> _Your instructions_
Retype the whole listing, please, keeping every line exact and dropping the pictures.

> _Records provided_
***

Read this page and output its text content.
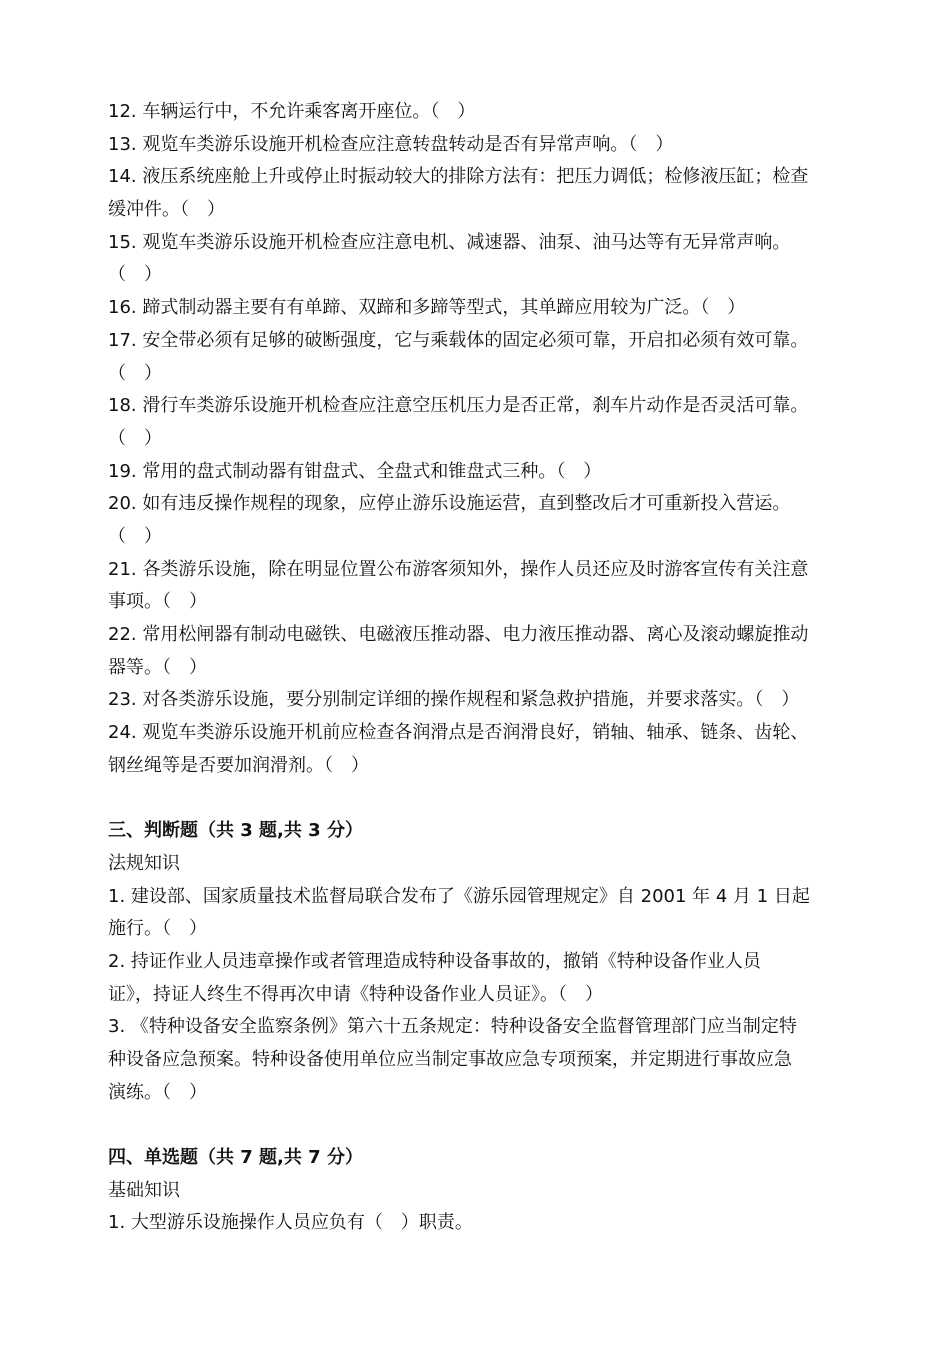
12. 车辆运行中，不允许乘客离开座位。（　）
13. 观览车类游乐设施开机检查应注意转盘转动是否有异常声响。（　）
14. 液压系统座舱上升或停止时振动较大的排除方法有：把压力调低；检修液压缸；检查
缓冲件。（　）
15. 观览车类游乐设施开机检查应注意电机、减速器、油泵、油马达等有无异常声响。
（　）
16. 蹄式制动器主要有有单蹄、双蹄和多蹄等型式，其单蹄应用较为广泛。（　）
17. 安全带必须有足够的破断强度，它与乘载体的固定必须可靠，开启扣必须有效可靠。
（　）
18. 滑行车类游乐设施开机检查应注意空压机压力是否正常，刹车片动作是否灵活可靠。
（　）
19. 常用的盘式制动器有钳盘式、全盘式和锥盘式三种。（　）
20. 如有违反操作规程的现象，应停止游乐设施运营，直到整改后才可重新投入营运。
（　）
21. 各类游乐设施，除在明显位置公布游客须知外，操作人员还应及时游客宣传有关注意
事项。（　）
22. 常用松闸器有制动电磁铁、电磁液压推动器、电力液压推动器、离心及滚动螺旋推动
器等。（　）
23. 对各类游乐设施，要分别制定详细的操作规程和紧急救护措施，并要求落实。（　）
24. 观览车类游乐设施开机前应检查各润滑点是否润滑良好，销轴、轴承、链条、齿轮、
钢丝绳等是否要加润滑剂。（　）
三、判断题（共 3 题,共 3 分）
法规知识
1. 建设部、国家质量技术监督局联合发布了《游乐园管理规定》自 2001 年 4 月 1 日起
施行。（　）
2. 持证作业人员违章操作或者管理造成特种设备事故的，撤销《特种设备作业人员
证》，持证人终生不得再次申请《特种设备作业人员证》。（　）
3. 《特种设备安全监察条例》第六十五条规定：特种设备安全监督管理部门应当制定特
种设备应急预案。特种设备使用单位应当制定事故应急专项预案，并定期进行事故应急
演练。（　）
四、单选题（共 7 题,共 7 分）
基础知识
1. 大型游乐设施操作人员应负有（　）职责。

***

> _Full answer_
Read this page and output its text content.
12. 车辆运行中，不允许乘客离开座位。（　）
13. 观览车类游乐设施开机检查应注意转盘转动是否有异常声响。（　）
14. 液压系统座舱上升或停止时振动较大的排除方法有：把压力调低；检修液压缸；检查
缓冲件。（　）
15. 观览车类游乐设施开机检查应注意电机、减速器、油泵、油马达等有无异常声响。
（　）
16. 蹄式制动器主要有有单蹄、双蹄和多蹄等型式，其单蹄应用较为广泛。（　）
17. 安全带必须有足够的破断强度，它与乘载体的固定必须可靠，开启扣必须有效可靠。
（　）
18. 滑行车类游乐设施开机检查应注意空压机压力是否正常，刹车片动作是否灵活可靠。
（　）
19. 常用的盘式制动器有钳盘式、全盘式和锥盘式三种。（　）
20. 如有违反操作规程的现象，应停止游乐设施运营，直到整改后才可重新投入营运。
（　）
21. 各类游乐设施，除在明显位置公布游客须知外，操作人员还应及时游客宣传有关注意
事项。（　）
22. 常用松闸器有制动电磁铁、电磁液压推动器、电力液压推动器、离心及滚动螺旋推动
器等。（　）
23. 对各类游乐设施，要分别制定详细的操作规程和紧急救护措施，并要求落实。（　）
24. 观览车类游乐设施开机前应检查各润滑点是否润滑良好，销轴、轴承、链条、齿轮、
钢丝绳等是否要加润滑剂。（　）
三、判断题（共 3 题,共 3 分）
法规知识
1. 建设部、国家质量技术监督局联合发布了《游乐园管理规定》自 2001 年 4 月 1 日起
施行。（　）
2. 持证作业人员违章操作或者管理造成特种设备事故的，撤销《特种设备作业人员
证》，持证人终生不得再次申请《特种设备作业人员证》。（　）
3. 《特种设备安全监察条例》第六十五条规定：特种设备安全监督管理部门应当制定特
种设备应急预案。特种设备使用单位应当制定事故应急专项预案，并定期进行事故应急
演练。（　）
四、单选题（共 7 题,共 7 分）
基础知识
1. 大型游乐设施操作人员应负有（　）职责。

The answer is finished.